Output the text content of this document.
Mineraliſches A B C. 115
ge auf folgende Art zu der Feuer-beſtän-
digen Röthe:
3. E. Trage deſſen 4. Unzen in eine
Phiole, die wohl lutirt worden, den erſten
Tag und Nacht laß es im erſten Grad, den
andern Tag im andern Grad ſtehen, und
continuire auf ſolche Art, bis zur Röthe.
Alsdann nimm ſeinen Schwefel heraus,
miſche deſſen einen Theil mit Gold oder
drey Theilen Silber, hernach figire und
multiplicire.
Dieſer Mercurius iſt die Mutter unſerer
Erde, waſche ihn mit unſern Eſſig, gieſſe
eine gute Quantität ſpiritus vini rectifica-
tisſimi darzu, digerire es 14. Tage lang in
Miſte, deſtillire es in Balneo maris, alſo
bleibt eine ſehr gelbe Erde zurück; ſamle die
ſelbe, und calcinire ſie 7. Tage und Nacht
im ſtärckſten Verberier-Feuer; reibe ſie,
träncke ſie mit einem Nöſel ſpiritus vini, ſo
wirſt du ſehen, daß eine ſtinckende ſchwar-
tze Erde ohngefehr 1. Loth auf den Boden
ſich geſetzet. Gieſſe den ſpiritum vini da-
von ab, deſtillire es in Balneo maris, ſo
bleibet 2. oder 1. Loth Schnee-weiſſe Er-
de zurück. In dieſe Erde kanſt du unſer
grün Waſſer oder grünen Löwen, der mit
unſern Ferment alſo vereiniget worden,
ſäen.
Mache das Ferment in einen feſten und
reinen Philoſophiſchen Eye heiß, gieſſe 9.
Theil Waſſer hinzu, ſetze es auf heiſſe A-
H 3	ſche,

_EXERCISE DETAILS_. Copy every line verbatim.

_RESULT_.
Output the text content of this document.
Mineraliſches A B C. 115
ge auf folgende Art zu der Feuer-beſtän-
digen Röthe:
3. E. Trage deſſen 4. Unzen in eine
Phiole, die wohl lutirt worden, den erſten
Tag und Nacht laß es im erſten Grad, den
andern Tag im andern Grad ſtehen, und
continuire auf ſolche Art, bis zur Röthe.
Alsdann nimm ſeinen Schwefel heraus,
miſche deſſen einen Theil mit Gold oder
drey Theilen Silber, hernach figire und
multiplicire.
Dieſer Mercurius iſt die Mutter unſerer
Erde, waſche ihn mit unſern Eſſig, gieſſe
eine gute Quantität ſpiritus vini rectifica-
tisſimi darzu, digerire es 14. Tage lang in
Miſte, deſtillire es in Balneo maris, alſo
bleibt eine ſehr gelbe Erde zurück; ſamle die
ſelbe, und calcinire ſie 7. Tage und Nacht
im ſtärckſten Verberier-Feuer; reibe ſie,
träncke ſie mit einem Nöſel ſpiritus vini, ſo
wirſt du ſehen, daß eine ſtinckende ſchwar-
tze Erde ohngefehr 1. Loth auf den Boden
ſich geſetzet. Gieſſe den ſpiritum vini da-
von ab, deſtillire es in Balneo maris, ſo
bleibet 2. oder 1. Loth Schnee-weiſſe Er-
de zurück. In dieſe Erde kanſt du unſer
grün Waſſer oder grünen Löwen, der mit
unſern Ferment alſo vereiniget worden,
ſäen.
Mache das Ferment in einen feſten und
reinen Philoſophiſchen Eye heiß, gieſſe 9.
Theil Waſſer hinzu, ſetze es auf heiſſe A-
H 3	ſche,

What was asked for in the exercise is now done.